TASK REQUIREMENTS → Transcribe each line of the material as it is, and drop any picture.

★ ★ ★ ★ ★

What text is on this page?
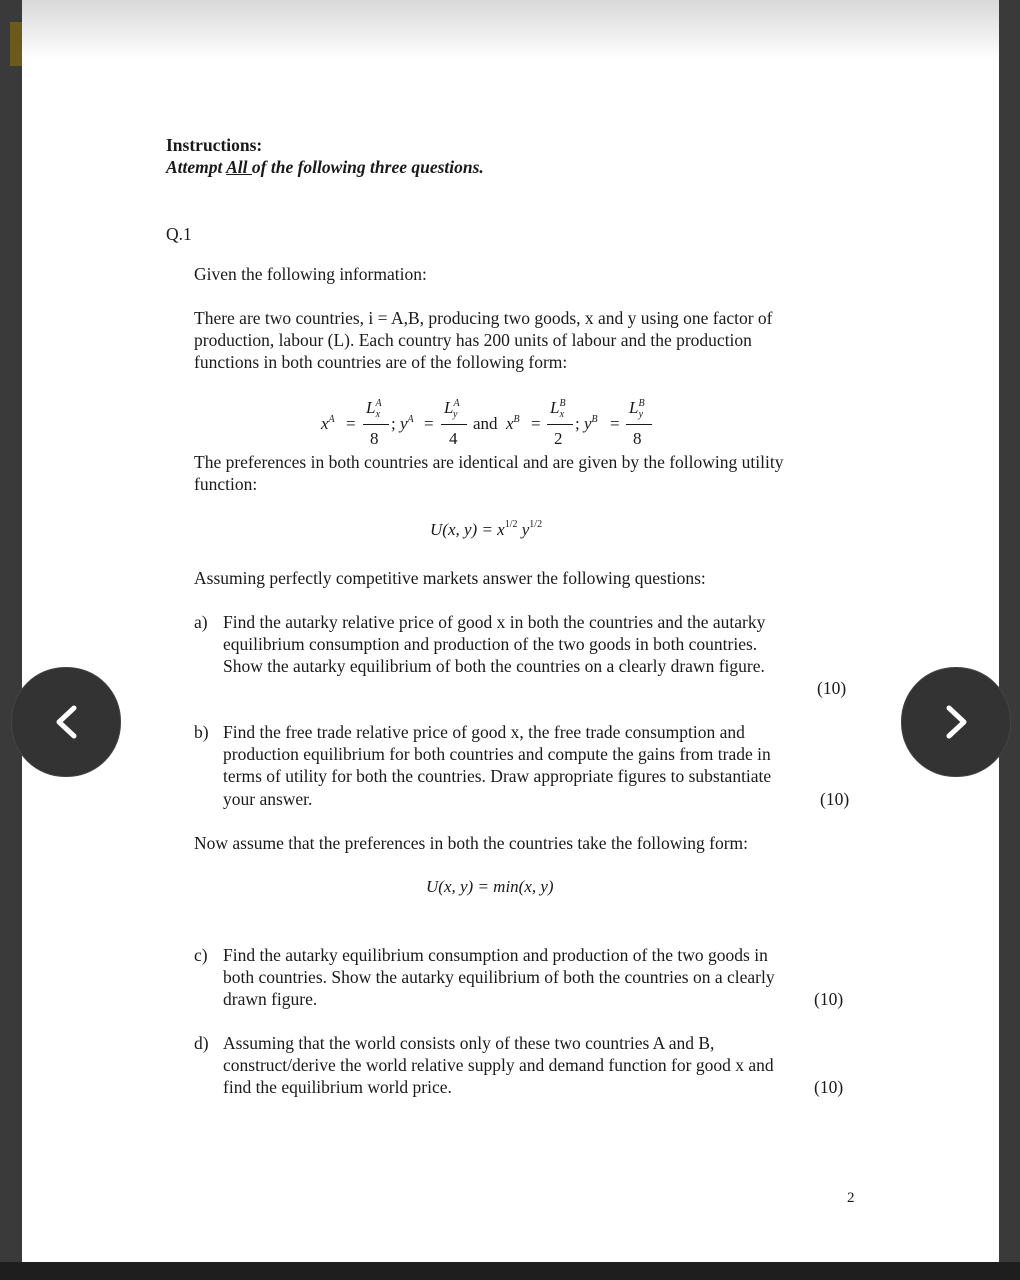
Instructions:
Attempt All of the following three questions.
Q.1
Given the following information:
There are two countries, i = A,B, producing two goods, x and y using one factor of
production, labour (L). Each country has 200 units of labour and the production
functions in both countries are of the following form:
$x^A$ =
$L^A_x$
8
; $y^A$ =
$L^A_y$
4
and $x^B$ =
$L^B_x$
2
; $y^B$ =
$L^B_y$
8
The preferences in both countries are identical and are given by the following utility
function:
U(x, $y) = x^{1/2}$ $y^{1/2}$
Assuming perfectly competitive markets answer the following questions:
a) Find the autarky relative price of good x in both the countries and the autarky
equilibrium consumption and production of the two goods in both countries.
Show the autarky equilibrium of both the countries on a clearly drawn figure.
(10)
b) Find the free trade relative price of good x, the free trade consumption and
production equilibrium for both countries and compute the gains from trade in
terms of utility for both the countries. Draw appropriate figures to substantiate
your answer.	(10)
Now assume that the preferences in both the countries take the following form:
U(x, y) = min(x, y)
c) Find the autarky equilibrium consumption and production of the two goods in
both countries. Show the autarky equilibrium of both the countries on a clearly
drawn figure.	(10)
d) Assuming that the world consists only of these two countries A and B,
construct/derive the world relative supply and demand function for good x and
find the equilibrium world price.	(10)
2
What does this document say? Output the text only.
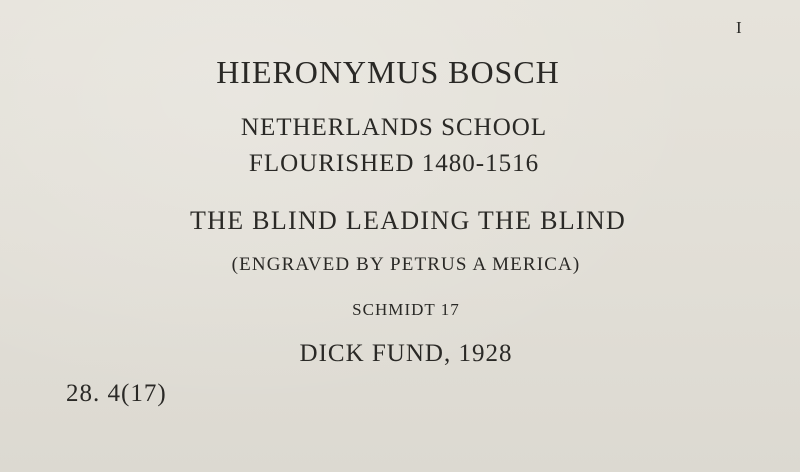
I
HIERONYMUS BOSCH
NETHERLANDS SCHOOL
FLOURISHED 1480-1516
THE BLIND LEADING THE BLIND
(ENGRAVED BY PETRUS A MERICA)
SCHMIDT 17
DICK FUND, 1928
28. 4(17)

★ ★ ★ ★ ★

WORKED SOLUTION →
What text is on this page?
Instructions:
Attempt All of the following three questions.
Q.1
Given the following information:
There are two countries, i = A,B, producing two goods, x and y using one factor of
production, labour (L). Each country has 200 units of labour and the production
functions in both countries are of the following form:
$x^A$ =
$L^A_x$
8
; $y^A$ =
$L^A_y$
4
and $x^B$ =
$L^B_x$
2
; $y^B$ =
$L^B_y$
8
The preferences in both countries are identical and are given by the following utility
function:
U(x, $y) = x^{1/2}$ $y^{1/2}$
Assuming perfectly competitive markets answer the following questions:
a) Find the autarky relative price of good x in both the countries and the autarky
equilibrium consumption and production of the two goods in both countries.
Show the autarky equilibrium of both the countries on a clearly drawn figure.
(10)
b) Find the free trade relative price of good x, the free trade consumption and
production equilibrium for both countries and compute the gains from trade in
terms of utility for both the countries. Draw appropriate figures to substantiate
your answer.	(10)
Now assume that the preferences in both the countries take the following form:
U(x, y) = min(x, y)
c) Find the autarky equilibrium consumption and production of the two goods in
both countries. Show the autarky equilibrium of both the countries on a clearly
drawn figure.	(10)
d) Assuming that the world consists only of these two countries A and B,
construct/derive the world relative supply and demand function for good x and
find the equilibrium world price.	(10)
2
What does this document say? Output the text only.
I
HIERONYMUS BOSCH
NETHERLANDS SCHOOL
FLOURISHED 1480-1516
THE BLIND LEADING THE BLIND
(ENGRAVED BY PETRUS A MERICA)
SCHMIDT 17
DICK FUND, 1928
28. 4(17)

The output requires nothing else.